# What is needed
Extract the entries in their exact form.
────
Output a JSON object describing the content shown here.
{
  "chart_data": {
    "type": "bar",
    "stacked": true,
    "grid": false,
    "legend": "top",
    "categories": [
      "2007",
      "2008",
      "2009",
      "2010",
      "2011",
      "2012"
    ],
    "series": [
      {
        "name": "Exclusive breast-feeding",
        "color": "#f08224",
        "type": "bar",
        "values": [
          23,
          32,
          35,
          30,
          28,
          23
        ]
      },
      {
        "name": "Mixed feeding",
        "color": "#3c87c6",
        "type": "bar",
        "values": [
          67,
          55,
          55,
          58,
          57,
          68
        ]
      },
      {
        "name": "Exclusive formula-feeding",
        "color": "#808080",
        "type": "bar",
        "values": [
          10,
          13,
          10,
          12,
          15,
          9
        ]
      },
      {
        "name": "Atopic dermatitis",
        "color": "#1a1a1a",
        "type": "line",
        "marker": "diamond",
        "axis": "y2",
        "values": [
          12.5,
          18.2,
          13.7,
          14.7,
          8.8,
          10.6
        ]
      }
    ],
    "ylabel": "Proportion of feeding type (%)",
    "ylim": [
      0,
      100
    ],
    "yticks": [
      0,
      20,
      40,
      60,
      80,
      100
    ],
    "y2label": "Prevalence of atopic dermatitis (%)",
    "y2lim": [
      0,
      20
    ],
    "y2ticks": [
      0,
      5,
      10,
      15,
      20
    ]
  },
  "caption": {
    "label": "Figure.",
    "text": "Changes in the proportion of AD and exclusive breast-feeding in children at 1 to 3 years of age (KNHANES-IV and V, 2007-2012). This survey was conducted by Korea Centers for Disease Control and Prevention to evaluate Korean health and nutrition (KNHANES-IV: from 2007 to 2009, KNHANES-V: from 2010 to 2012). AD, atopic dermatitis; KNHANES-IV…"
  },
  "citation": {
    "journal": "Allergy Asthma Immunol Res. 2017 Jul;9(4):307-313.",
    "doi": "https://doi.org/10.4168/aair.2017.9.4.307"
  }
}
────
# Answer to the task
Output a JSON object describing the content shown here.
{
  "chart_data": {
    "type": "bar",
    "stacked": true,
    "grid": false,
    "legend": "top",
    "categories": [
      "2007",
      "2008",
      "2009",
      "2010",
      "2011",
      "2012"
    ],
    "series": [
      {
        "name": "Exclusive breast-feeding",
        "color": "#f08224",
        "type": "bar",
        "values": [
          23,
          32,
          35,
          30,
          28,
          23
        ]
      },
      {
        "name": "Mixed feeding",
        "color": "#3c87c6",
        "type": "bar",
        "values": [
          67,
          55,
          55,
          58,
          57,
          68
        ]
      },
      {
        "name": "Exclusive formula-feeding",
        "color": "#808080",
        "type": "bar",
        "values": [
          10,
          13,
          10,
          12,
          15,
          9
        ]
      },
      {
        "name": "Atopic dermatitis",
        "color": "#1a1a1a",
        "type": "line",
        "marker": "diamond",
        "axis": "y2",
        "values": [
          12.5,
          18.2,
          13.7,
          14.7,
          8.8,
          10.6
        ]
      }
    ],
    "ylabel": "Proportion of feeding type (%)",
    "ylim": [
      0,
      100
    ],
    "yticks": [
      0,
      20,
      40,
      60,
      80,
      100
    ],
    "y2label": "Prevalence of atopic dermatitis (%)",
    "y2lim": [
      0,
      20
    ],
    "y2ticks": [
      0,
      5,
      10,
      15,
      20
    ]
  },
  "caption": {
    "label": "Figure.",
    "text": "Changes in the proportion of AD and exclusive breast-feeding in children at 1 to 3 years of age (KNHANES-IV and V, 2007-2012). This survey was conducted by Korea Centers for Disease Control and Prevention to evaluate Korean health and nutrition (KNHANES-IV: from 2007 to 2009, KNHANES-V: from 2010 to 2012). AD, atopic dermatitis; KNHANES-IV…"
  },
  "citation": {
    "journal": "Allergy Asthma Immunol Res. 2017 Jul;9(4):307-313.",
    "doi": "https://doi.org/10.4168/aair.2017.9.4.307"
  }
}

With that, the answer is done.